Dataset:
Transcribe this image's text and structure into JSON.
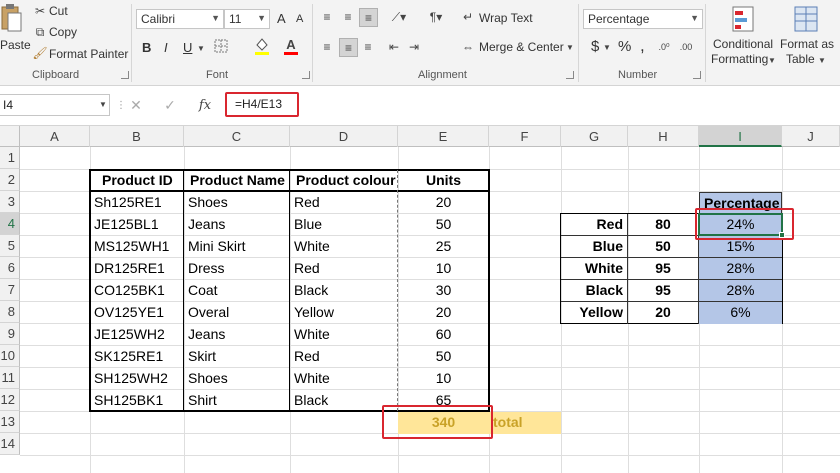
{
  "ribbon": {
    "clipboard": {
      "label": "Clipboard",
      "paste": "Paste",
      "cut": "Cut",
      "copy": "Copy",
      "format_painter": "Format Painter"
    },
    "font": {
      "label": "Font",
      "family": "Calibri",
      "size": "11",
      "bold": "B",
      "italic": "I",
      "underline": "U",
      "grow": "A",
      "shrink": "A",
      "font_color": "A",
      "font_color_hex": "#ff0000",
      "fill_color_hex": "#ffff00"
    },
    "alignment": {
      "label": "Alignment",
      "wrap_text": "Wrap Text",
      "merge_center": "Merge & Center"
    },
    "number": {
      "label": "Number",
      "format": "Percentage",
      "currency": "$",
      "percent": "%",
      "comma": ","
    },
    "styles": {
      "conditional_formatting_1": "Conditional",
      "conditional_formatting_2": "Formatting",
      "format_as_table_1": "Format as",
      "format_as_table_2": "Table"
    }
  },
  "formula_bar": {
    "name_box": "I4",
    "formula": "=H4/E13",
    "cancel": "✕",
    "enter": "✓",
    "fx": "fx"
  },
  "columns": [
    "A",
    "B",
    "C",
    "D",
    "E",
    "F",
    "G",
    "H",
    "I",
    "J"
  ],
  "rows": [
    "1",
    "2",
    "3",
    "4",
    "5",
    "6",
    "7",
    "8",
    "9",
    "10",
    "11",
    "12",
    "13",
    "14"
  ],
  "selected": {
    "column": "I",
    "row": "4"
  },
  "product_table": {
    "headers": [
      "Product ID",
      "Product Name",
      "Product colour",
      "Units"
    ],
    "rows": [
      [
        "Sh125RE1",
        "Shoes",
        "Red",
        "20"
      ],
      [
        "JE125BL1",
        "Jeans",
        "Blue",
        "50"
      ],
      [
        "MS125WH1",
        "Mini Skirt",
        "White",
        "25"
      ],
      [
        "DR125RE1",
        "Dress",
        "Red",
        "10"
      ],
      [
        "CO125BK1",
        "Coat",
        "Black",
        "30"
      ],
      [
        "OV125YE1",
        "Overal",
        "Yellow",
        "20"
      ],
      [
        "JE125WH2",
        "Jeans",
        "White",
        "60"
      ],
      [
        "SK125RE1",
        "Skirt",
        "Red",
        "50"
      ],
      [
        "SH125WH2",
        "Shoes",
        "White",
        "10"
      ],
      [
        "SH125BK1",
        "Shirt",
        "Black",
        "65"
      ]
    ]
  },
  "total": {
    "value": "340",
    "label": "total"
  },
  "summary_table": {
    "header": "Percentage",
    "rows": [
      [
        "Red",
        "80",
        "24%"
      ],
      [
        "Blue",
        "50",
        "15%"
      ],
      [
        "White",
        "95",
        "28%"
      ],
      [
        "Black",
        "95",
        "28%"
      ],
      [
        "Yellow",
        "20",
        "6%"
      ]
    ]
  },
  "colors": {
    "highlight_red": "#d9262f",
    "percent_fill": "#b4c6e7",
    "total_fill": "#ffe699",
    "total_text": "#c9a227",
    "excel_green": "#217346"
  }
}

--

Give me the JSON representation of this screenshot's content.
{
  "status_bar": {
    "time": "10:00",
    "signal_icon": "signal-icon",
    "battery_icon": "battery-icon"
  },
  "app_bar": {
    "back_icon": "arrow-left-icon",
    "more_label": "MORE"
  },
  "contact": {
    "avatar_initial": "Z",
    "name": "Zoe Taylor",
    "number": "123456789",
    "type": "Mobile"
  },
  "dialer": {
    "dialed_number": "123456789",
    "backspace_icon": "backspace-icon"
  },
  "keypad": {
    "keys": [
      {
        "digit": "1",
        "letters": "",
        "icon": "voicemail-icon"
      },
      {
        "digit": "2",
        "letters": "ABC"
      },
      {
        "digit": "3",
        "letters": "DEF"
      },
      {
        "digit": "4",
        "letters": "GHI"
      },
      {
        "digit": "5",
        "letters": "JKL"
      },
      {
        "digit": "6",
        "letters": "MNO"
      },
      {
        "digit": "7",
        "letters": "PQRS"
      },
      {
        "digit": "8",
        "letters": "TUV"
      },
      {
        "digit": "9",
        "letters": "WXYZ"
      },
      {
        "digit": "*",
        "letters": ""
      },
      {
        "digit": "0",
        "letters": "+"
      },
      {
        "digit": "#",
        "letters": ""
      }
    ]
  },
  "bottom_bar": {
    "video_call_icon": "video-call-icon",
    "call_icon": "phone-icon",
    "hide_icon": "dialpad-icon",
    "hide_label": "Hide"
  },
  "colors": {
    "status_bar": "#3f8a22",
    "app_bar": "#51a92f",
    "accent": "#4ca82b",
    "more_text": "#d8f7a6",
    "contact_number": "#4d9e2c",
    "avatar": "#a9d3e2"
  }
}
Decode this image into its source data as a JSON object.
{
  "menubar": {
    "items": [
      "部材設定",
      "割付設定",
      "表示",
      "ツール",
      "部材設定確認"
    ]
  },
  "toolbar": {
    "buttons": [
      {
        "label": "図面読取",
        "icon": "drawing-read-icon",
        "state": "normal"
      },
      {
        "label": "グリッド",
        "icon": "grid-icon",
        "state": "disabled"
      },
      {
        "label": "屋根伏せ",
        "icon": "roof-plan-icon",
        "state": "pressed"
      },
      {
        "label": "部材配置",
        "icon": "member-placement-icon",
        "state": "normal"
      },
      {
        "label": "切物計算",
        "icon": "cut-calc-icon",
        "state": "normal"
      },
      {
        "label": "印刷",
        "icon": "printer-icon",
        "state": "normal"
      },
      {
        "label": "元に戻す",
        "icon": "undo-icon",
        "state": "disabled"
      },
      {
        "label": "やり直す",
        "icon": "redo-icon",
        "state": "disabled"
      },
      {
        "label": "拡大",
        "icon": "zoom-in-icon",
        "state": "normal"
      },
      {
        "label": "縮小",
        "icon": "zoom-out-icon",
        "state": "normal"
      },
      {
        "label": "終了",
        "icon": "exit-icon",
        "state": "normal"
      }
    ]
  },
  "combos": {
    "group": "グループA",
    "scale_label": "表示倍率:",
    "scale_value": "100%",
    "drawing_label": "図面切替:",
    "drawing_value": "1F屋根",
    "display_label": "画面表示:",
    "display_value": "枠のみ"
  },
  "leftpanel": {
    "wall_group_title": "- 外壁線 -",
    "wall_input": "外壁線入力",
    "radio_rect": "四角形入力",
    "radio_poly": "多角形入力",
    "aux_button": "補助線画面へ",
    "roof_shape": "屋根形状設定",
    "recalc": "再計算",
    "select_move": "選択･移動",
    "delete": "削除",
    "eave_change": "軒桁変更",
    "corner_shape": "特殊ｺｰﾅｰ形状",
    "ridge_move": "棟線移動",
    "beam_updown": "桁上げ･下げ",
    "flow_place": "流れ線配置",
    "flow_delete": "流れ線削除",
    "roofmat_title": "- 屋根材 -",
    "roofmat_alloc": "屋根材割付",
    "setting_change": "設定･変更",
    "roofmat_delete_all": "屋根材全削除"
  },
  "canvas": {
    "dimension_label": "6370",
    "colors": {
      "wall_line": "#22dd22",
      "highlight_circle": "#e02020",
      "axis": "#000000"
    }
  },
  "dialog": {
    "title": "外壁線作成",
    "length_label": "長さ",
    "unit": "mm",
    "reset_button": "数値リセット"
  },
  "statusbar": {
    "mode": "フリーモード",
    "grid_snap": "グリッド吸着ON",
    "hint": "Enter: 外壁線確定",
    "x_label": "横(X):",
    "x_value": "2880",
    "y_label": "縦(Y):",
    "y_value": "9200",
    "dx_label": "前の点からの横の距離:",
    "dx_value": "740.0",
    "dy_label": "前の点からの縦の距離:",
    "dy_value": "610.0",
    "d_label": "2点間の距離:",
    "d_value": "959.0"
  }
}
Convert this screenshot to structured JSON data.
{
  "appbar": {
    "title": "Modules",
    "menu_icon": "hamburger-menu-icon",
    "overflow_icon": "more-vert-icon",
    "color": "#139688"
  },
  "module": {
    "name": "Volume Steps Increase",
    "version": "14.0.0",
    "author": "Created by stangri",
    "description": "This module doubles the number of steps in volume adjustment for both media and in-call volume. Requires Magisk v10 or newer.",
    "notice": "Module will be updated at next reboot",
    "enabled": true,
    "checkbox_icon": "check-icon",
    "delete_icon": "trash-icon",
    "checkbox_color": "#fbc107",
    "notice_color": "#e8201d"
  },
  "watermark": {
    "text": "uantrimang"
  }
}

Set exercise:
Work through the data and report how many of its lines hold the word "Percentage", giving only the figure.

Output of the exercise:
2